### [WHAT IS ASKED]
Provide the data again in its entirety, exactly as given.
-- start --
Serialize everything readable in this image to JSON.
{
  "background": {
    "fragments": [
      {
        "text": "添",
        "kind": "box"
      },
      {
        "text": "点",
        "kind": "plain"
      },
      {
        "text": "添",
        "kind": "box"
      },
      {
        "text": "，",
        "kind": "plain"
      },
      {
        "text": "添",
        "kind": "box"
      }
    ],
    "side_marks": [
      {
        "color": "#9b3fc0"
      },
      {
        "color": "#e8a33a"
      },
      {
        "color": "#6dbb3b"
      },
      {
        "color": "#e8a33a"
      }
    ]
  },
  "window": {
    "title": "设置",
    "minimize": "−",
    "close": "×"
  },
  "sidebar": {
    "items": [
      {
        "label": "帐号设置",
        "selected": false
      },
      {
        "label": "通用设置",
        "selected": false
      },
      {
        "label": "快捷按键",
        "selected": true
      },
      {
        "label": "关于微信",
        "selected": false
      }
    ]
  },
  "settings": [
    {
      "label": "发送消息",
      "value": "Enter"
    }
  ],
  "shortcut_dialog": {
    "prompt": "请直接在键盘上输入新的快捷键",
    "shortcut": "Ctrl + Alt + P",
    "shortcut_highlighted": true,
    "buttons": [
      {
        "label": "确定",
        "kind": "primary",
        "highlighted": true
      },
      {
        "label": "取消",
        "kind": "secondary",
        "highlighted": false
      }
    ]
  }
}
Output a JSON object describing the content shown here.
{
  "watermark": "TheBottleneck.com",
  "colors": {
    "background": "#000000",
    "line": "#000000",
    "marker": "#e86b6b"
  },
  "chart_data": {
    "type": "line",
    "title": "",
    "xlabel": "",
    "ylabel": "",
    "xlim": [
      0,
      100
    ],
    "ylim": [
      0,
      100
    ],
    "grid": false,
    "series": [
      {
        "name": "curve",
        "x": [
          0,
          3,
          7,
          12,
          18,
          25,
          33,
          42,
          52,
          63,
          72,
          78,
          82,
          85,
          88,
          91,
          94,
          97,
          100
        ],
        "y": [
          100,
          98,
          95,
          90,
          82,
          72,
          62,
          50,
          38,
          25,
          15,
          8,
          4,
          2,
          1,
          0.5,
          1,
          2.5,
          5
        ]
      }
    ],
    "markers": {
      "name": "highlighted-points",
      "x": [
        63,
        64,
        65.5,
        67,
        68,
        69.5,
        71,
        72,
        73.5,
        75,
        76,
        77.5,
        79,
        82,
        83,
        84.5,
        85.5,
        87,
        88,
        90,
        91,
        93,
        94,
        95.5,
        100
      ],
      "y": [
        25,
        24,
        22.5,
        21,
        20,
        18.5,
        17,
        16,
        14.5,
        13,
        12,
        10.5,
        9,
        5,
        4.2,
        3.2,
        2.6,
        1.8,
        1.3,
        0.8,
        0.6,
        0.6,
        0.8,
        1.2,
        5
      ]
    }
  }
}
-- end --
### [RESPONSE TO THE TASK]
Serialize everything readable in this image to JSON.
{
  "background": {
    "fragments": [
      {
        "text": "添",
        "kind": "box"
      },
      {
        "text": "点",
        "kind": "plain"
      },
      {
        "text": "添",
        "kind": "box"
      },
      {
        "text": "，",
        "kind": "plain"
      },
      {
        "text": "添",
        "kind": "box"
      }
    ],
    "side_marks": [
      {
        "color": "#9b3fc0"
      },
      {
        "color": "#e8a33a"
      },
      {
        "color": "#6dbb3b"
      },
      {
        "color": "#e8a33a"
      }
    ]
  },
  "window": {
    "title": "设置",
    "minimize": "−",
    "close": "×"
  },
  "sidebar": {
    "items": [
      {
        "label": "帐号设置",
        "selected": false
      },
      {
        "label": "通用设置",
        "selected": false
      },
      {
        "label": "快捷按键",
        "selected": true
      },
      {
        "label": "关于微信",
        "selected": false
      }
    ]
  },
  "settings": [
    {
      "label": "发送消息",
      "value": "Enter"
    }
  ],
  "shortcut_dialog": {
    "prompt": "请直接在键盘上输入新的快捷键",
    "shortcut": "Ctrl + Alt + P",
    "shortcut_highlighted": true,
    "buttons": [
      {
        "label": "确定",
        "kind": "primary",
        "highlighted": true
      },
      {
        "label": "取消",
        "kind": "secondary",
        "highlighted": false
      }
    ]
  }
}
Output a JSON object describing the content shown here.
{
  "watermark": "TheBottleneck.com",
  "colors": {
    "background": "#000000",
    "line": "#000000",
    "marker": "#e86b6b"
  },
  "chart_data": {
    "type": "line",
    "title": "",
    "xlabel": "",
    "ylabel": "",
    "xlim": [
      0,
      100
    ],
    "ylim": [
      0,
      100
    ],
    "grid": false,
    "series": [
      {
        "name": "curve",
        "x": [
          0,
          3,
          7,
          12,
          18,
          25,
          33,
          42,
          52,
          63,
          72,
          78,
          82,
          85,
          88,
          91,
          94,
          97,
          100
        ],
        "y": [
          100,
          98,
          95,
          90,
          82,
          72,
          62,
          50,
          38,
          25,
          15,
          8,
          4,
          2,
          1,
          0.5,
          1,
          2.5,
          5
        ]
      }
    ],
    "markers": {
      "name": "highlighted-points",
      "x": [
        63,
        64,
        65.5,
        67,
        68,
        69.5,
        71,
        72,
        73.5,
        75,
        76,
        77.5,
        79,
        82,
        83,
        84.5,
        85.5,
        87,
        88,
        90,
        91,
        93,
        94,
        95.5,
        100
      ],
      "y": [
        25,
        24,
        22.5,
        21,
        20,
        18.5,
        17,
        16,
        14.5,
        13,
        12,
        10.5,
        9,
        5,
        4.2,
        3.2,
        2.6,
        1.8,
        1.3,
        0.8,
        0.6,
        0.6,
        0.8,
        1.2,
        5
      ]
    }
  }
}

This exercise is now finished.